What is required:
Look through the data below. Show each line where the string "cristaux" occurs.

Working data:
:::::
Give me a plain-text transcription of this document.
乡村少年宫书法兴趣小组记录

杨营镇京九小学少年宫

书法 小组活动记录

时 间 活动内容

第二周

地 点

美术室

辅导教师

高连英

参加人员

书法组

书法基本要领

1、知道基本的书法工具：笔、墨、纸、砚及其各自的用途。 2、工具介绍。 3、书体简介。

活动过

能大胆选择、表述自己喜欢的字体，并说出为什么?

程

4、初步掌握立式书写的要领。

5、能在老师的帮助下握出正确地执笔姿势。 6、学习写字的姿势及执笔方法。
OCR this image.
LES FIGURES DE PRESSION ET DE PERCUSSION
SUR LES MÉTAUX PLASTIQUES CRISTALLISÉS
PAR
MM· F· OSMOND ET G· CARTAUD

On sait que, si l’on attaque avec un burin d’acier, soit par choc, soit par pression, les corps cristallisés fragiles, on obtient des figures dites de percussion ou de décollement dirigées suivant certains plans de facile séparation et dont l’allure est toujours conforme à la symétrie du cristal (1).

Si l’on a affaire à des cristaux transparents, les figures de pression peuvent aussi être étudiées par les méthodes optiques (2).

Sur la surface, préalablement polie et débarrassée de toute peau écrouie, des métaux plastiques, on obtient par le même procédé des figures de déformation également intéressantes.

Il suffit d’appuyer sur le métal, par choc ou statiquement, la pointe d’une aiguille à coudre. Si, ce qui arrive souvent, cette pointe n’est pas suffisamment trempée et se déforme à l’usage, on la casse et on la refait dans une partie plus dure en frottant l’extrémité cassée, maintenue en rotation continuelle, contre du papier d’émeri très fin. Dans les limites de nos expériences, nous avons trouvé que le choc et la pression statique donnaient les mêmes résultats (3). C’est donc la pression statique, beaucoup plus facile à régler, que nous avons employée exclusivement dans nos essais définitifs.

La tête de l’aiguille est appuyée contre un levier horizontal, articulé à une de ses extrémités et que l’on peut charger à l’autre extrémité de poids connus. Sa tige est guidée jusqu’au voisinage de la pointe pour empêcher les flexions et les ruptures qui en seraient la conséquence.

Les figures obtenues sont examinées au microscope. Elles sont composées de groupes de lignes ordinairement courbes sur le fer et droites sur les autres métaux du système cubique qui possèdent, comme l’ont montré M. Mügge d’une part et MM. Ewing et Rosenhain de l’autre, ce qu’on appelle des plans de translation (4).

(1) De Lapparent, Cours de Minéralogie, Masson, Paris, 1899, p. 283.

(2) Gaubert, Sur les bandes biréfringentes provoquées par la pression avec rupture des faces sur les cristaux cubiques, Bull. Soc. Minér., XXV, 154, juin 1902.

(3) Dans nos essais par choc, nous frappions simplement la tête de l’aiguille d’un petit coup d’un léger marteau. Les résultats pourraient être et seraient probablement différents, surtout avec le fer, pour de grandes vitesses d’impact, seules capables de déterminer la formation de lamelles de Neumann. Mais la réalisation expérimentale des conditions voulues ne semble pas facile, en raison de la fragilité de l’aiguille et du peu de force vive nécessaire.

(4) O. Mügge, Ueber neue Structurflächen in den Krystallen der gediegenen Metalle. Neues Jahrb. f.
:::::
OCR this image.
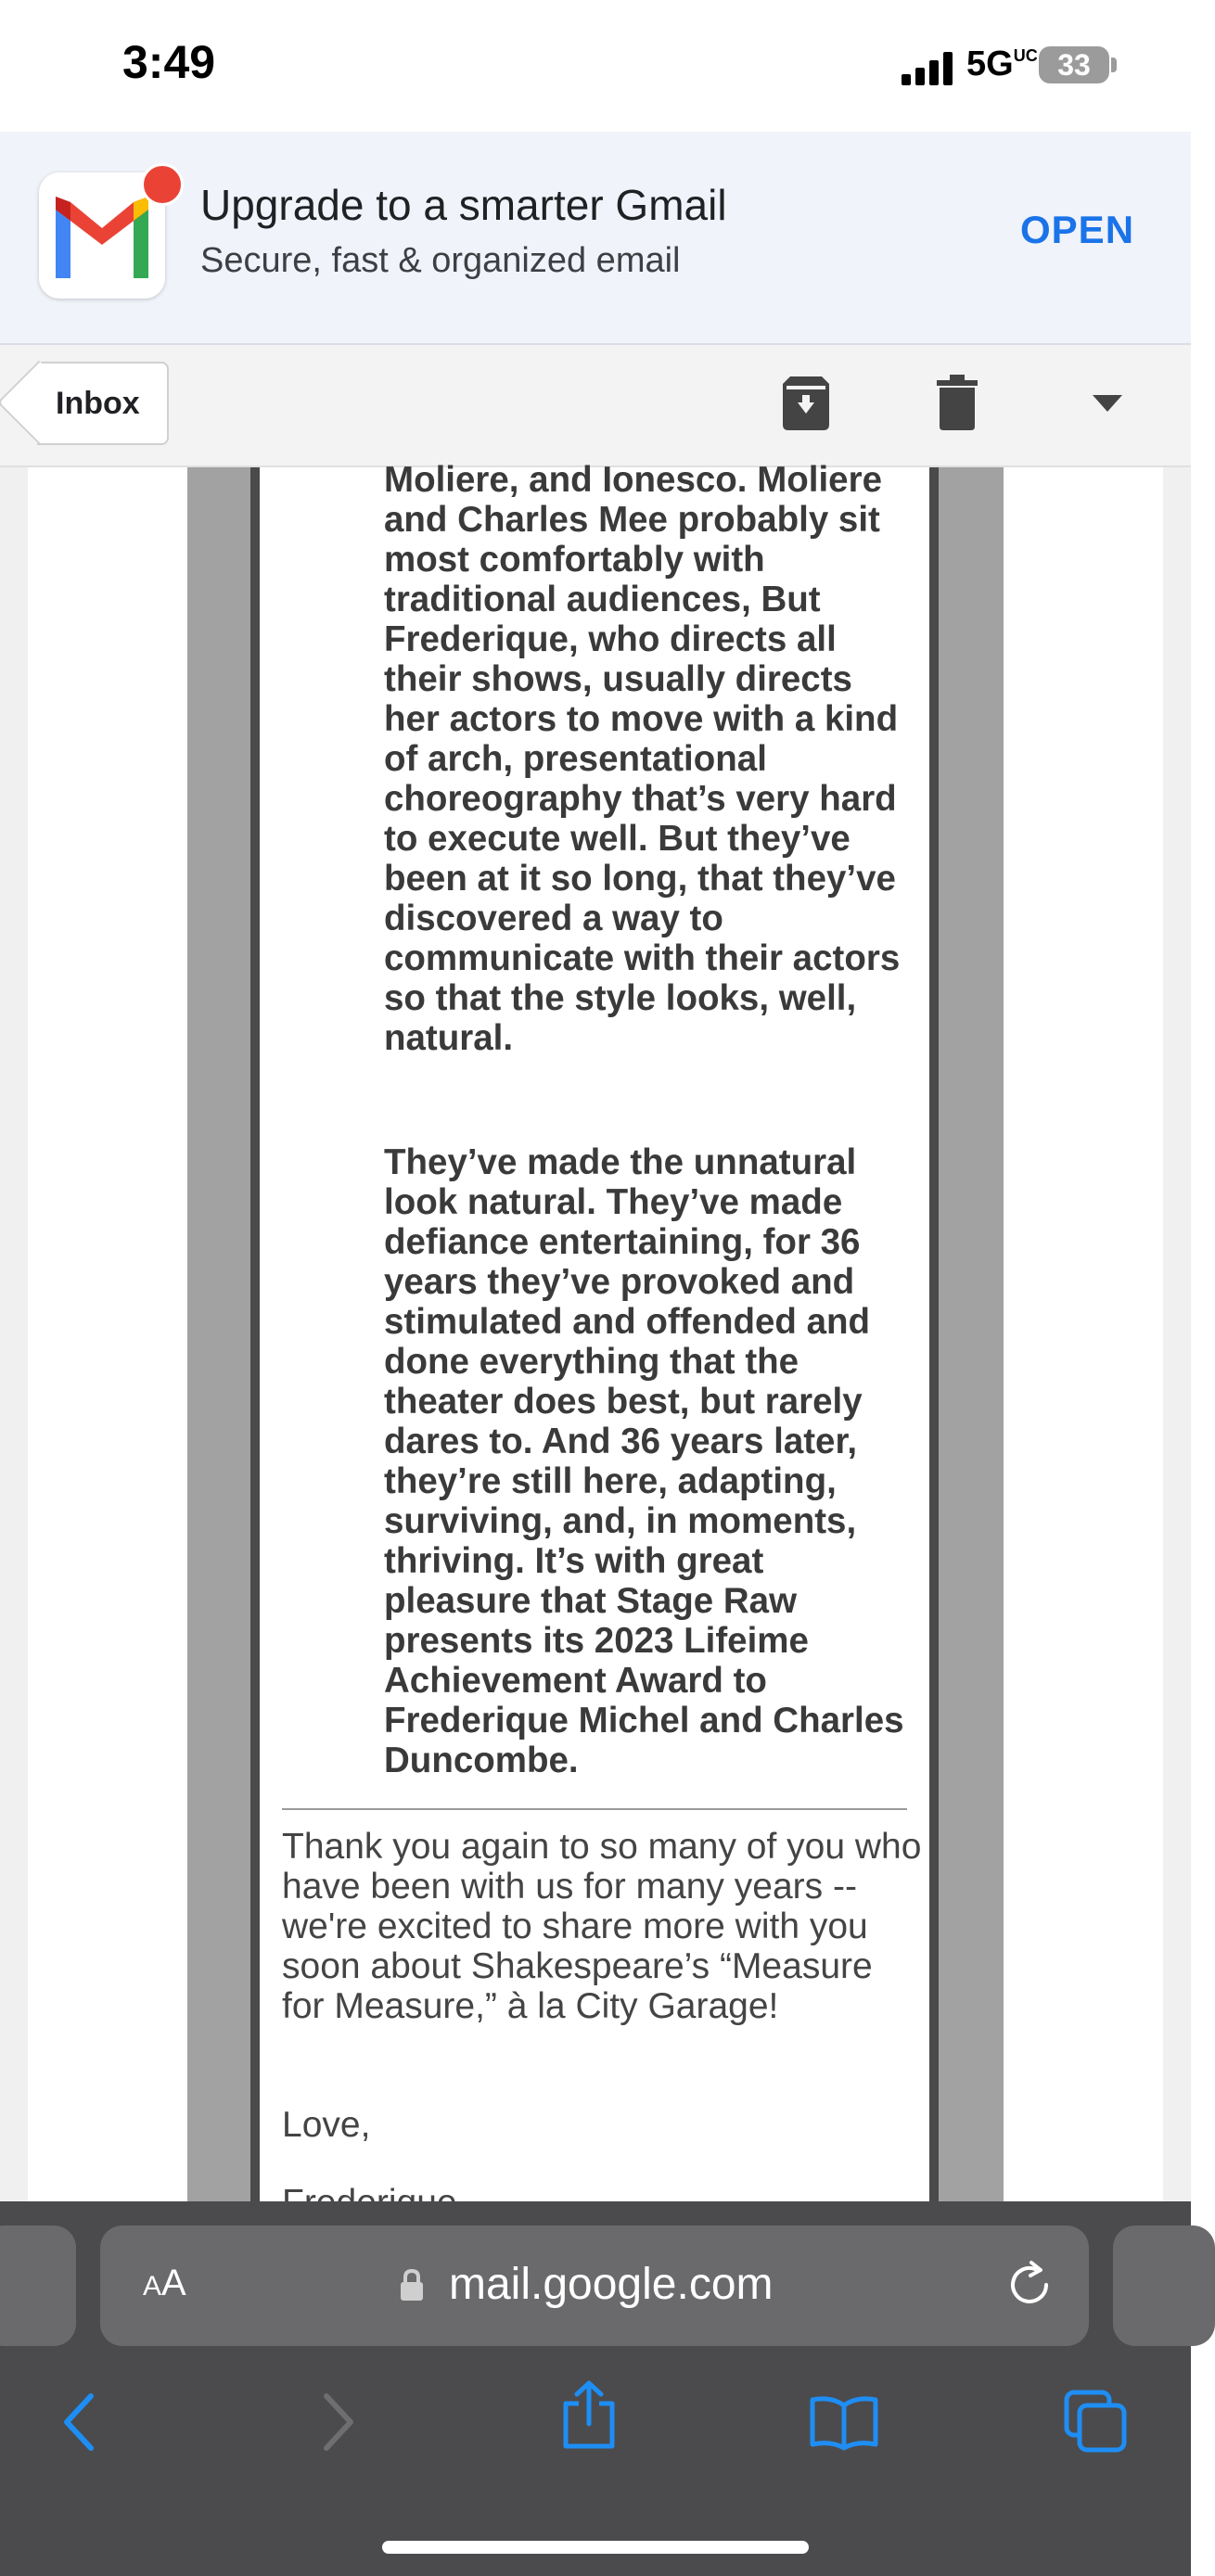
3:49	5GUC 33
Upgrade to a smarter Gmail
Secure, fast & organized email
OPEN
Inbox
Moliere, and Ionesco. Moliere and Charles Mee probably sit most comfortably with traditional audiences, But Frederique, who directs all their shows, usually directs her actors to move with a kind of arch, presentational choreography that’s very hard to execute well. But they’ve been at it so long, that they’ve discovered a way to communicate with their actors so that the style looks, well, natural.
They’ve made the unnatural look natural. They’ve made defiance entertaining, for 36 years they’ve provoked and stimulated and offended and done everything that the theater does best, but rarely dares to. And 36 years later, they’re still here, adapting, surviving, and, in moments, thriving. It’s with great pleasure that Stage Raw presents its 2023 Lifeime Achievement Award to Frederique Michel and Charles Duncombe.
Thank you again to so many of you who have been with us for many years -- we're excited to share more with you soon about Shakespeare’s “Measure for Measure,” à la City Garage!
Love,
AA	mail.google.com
:::::
Reply to the task:
Si l’on a affaire à des cristaux transparents, les figures de pression peuvent aussi être étudiées par les méthodes optiques (2).
(2) Gaubert, Sur les bandes biréfringentes provoquées par la pression avec rupture des faces sur les cristaux cubiques, Bull. Soc. Minér., XXV, 154, juin 1902.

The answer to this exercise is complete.